SOURCE TEXT:
Leveraging the unique role of HR to excel as an HPO

Strategic HR Review

ISSN: 1475-4398

Article publication date: 15 February 2013

201

Citation

de Waal, A. (2013), "Leveraging the unique role of HR to excel as an HPO", Strategic HR Review, Vol. 12 No. 2. https://doi.org/10.1108/shr.2013.37212baa.007

Publisher

:

Emerald Group Publishing Limited

Copyright © 2013, Emerald Group Publishing Limited


Leveraging the unique role of HR to excel as an HPO

Article Type: HR at work From: Strategic HR Review, Volume 12, Issue 2

Short case studies and research papers that demonstrate best practice in HR

André de WaalAcademic Director at the HPO Center

As organizations try to escape from the after effects of the Great Recession and the continuous financial upheavals in Europe, books and articles about how to transform a company into a “high performance organization,” or HPO, have been all the rage. More and more managers have begun turning to HPO literature to help them overcome their problems – and hopefully build organizations that truly excel.

Unfortunately, most HPO books and articles offer only recipes for success without providing any scientific rigor or genuine proof that these recipes will actually work.

Delving further in the HPO

To fill the vacuum of a scientifically validated HPO framework, beginning in 2003 I embarked on a descriptive review of 290 academic and practitioner publications focused on the topic of organizational high performance. My review yielded several insights on how to attain this lofty goal, including some surprising knockdowns of classic management rules.

As well, a clear definition emerged:

A High Performance Organization is an organization that achieves financial and non-financial results that are exceedingly better than those of its peer group over a period of time of five years or more, by focusing in a disciplined way on that which really matters to the organization.

STORED RECORDS:

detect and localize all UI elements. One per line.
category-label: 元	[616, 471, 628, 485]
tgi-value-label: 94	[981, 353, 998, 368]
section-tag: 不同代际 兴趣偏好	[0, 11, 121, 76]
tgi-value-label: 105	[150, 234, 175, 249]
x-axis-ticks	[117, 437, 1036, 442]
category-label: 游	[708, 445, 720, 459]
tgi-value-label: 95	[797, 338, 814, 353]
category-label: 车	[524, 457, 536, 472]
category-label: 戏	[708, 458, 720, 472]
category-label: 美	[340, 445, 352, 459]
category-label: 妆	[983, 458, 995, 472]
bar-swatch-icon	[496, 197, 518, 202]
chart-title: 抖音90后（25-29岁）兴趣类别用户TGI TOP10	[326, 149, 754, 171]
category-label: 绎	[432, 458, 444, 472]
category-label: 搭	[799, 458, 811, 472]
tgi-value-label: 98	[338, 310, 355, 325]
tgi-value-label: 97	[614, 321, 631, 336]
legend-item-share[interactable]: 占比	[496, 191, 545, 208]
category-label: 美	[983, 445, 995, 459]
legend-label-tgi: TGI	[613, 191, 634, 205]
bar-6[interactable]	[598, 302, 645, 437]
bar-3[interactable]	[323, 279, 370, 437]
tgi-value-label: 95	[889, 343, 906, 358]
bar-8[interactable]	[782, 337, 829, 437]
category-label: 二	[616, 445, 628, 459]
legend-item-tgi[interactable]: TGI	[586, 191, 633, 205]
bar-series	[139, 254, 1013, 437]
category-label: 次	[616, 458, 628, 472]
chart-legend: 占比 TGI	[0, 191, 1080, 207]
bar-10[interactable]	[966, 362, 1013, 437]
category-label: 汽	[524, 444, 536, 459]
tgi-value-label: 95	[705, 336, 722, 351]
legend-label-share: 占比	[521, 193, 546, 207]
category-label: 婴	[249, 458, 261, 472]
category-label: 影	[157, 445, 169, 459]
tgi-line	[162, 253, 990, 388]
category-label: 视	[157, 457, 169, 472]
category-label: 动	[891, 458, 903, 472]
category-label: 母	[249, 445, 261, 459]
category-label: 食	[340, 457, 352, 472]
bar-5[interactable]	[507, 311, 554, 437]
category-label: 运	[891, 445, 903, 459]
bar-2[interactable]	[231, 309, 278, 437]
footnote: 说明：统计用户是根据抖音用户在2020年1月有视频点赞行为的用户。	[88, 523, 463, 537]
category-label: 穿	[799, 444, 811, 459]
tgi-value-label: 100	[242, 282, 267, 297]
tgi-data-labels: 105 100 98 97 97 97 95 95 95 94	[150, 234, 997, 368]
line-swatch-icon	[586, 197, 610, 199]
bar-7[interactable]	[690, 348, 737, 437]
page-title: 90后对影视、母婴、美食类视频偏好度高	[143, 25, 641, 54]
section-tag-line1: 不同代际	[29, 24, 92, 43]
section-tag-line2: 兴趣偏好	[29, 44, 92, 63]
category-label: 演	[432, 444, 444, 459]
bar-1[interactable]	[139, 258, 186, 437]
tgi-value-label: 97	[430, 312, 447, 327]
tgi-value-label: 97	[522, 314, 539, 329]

DIRECTIONS:
[1] Repeat, word for word, the passage of the HPO article between "André de WaalAcademic" and "that truly excel.", inclusive.
[2] Answer the following from the HPO article:
(a) In what year did the author begin the review of publications on organizational high performance?
(b) How many academic and practitioner publications did that review cover?
(c) Over what minimum period must an organization's results exceed its peer group's to meet the stated definition?

THE ANSWERS:
[1]
André de WaalAcademic Director at the HPO Center

As organizations try to escape from the after effects of the Great Recession and the continuous financial upheavals in Europe, books and articles about how to transform a company into a “high performance organization,” or HPO, have been all the rage. More and more managers have begun turning to HPO literature to help them overcome their problems – and hopefully build organizations that truly excel.

[2]
(a) 2003
(b) 290
(c) Five years or more